Exercise instructions: Reproduce every record below exactly as it appears.

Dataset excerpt

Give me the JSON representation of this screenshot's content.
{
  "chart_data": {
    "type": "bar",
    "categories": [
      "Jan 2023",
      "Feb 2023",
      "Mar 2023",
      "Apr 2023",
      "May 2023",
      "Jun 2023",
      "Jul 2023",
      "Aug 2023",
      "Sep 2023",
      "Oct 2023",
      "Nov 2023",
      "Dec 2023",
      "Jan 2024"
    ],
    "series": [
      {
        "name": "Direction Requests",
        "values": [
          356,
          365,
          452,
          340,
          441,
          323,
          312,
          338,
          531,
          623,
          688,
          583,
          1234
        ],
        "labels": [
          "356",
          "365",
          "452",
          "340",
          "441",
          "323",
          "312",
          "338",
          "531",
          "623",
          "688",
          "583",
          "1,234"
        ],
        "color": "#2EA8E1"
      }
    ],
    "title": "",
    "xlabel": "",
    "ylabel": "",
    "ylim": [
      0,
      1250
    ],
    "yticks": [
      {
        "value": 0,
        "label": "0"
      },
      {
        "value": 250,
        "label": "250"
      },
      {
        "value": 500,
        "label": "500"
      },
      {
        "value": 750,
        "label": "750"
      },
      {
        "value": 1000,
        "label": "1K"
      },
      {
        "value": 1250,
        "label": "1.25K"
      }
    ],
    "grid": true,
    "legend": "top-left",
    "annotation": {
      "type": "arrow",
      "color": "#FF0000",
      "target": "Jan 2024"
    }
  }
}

Task result:
Give me the JSON representation of this screenshot's content.
{
  "chart_data": {
    "type": "bar",
    "categories": [
      "Jan 2023",
      "Feb 2023",
      "Mar 2023",
      "Apr 2023",
      "May 2023",
      "Jun 2023",
      "Jul 2023",
      "Aug 2023",
      "Sep 2023",
      "Oct 2023",
      "Nov 2023",
      "Dec 2023",
      "Jan 2024"
    ],
    "series": [
      {
        "name": "Direction Requests",
        "values": [
          356,
          365,
          452,
          340,
          441,
          323,
          312,
          338,
          531,
          623,
          688,
          583,
          1234
        ],
        "labels": [
          "356",
          "365",
          "452",
          "340",
          "441",
          "323",
          "312",
          "338",
          "531",
          "623",
          "688",
          "583",
          "1,234"
        ],
        "color": "#2EA8E1"
      }
    ],
    "title": "",
    "xlabel": "",
    "ylabel": "",
    "ylim": [
      0,
      1250
    ],
    "yticks": [
      {
        "value": 0,
        "label": "0"
      },
      {
        "value": 250,
        "label": "250"
      },
      {
        "value": 500,
        "label": "500"
      },
      {
        "value": 750,
        "label": "750"
      },
      {
        "value": 1000,
        "label": "1K"
      },
      {
        "value": 1250,
        "label": "1.25K"
      }
    ],
    "grid": true,
    "legend": "top-left",
    "annotation": {
      "type": "arrow",
      "color": "#FF0000",
      "target": "Jan 2024"
    }
  }
}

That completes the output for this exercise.